--- START OF Input for this task ---

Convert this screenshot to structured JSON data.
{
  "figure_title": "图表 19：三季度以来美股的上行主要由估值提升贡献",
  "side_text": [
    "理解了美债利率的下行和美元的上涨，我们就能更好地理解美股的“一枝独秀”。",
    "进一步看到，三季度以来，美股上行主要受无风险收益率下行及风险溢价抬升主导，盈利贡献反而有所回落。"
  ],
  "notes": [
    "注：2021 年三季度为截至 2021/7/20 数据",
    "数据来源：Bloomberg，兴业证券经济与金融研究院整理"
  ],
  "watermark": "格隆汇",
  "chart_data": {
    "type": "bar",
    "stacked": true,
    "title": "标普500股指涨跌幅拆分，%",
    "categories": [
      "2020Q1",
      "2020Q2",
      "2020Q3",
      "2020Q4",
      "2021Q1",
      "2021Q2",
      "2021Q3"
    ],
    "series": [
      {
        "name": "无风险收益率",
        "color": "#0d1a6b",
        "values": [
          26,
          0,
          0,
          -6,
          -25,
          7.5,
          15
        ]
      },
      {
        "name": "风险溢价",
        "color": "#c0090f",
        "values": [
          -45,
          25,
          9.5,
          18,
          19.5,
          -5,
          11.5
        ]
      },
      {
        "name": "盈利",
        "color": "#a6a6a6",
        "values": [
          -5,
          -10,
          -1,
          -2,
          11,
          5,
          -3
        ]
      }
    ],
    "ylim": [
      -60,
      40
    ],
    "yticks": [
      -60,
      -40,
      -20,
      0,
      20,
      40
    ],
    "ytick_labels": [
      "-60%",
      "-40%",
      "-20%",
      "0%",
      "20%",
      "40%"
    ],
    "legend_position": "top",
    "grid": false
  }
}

--- END OF Input for this task ---

▶ What to produce
Reproduce each record exactly, leaving nothing out.

▶ Exercise response
Convert this screenshot to structured JSON data.
{
  "figure_title": "图表 19：三季度以来美股的上行主要由估值提升贡献",
  "side_text": [
    "理解了美债利率的下行和美元的上涨，我们就能更好地理解美股的“一枝独秀”。",
    "进一步看到，三季度以来，美股上行主要受无风险收益率下行及风险溢价抬升主导，盈利贡献反而有所回落。"
  ],
  "notes": [
    "注：2021 年三季度为截至 2021/7/20 数据",
    "数据来源：Bloomberg，兴业证券经济与金融研究院整理"
  ],
  "watermark": "格隆汇",
  "chart_data": {
    "type": "bar",
    "stacked": true,
    "title": "标普500股指涨跌幅拆分，%",
    "categories": [
      "2020Q1",
      "2020Q2",
      "2020Q3",
      "2020Q4",
      "2021Q1",
      "2021Q2",
      "2021Q3"
    ],
    "series": [
      {
        "name": "无风险收益率",
        "color": "#0d1a6b",
        "values": [
          26,
          0,
          0,
          -6,
          -25,
          7.5,
          15
        ]
      },
      {
        "name": "风险溢价",
        "color": "#c0090f",
        "values": [
          -45,
          25,
          9.5,
          18,
          19.5,
          -5,
          11.5
        ]
      },
      {
        "name": "盈利",
        "color": "#a6a6a6",
        "values": [
          -5,
          -10,
          -1,
          -2,
          11,
          5,
          -3
        ]
      }
    ],
    "ylim": [
      -60,
      40
    ],
    "yticks": [
      -60,
      -40,
      -20,
      0,
      20,
      40
    ],
    "ytick_labels": [
      "-60%",
      "-40%",
      "-20%",
      "0%",
      "20%",
      "40%"
    ],
    "legend_position": "top",
    "grid": false
  }
}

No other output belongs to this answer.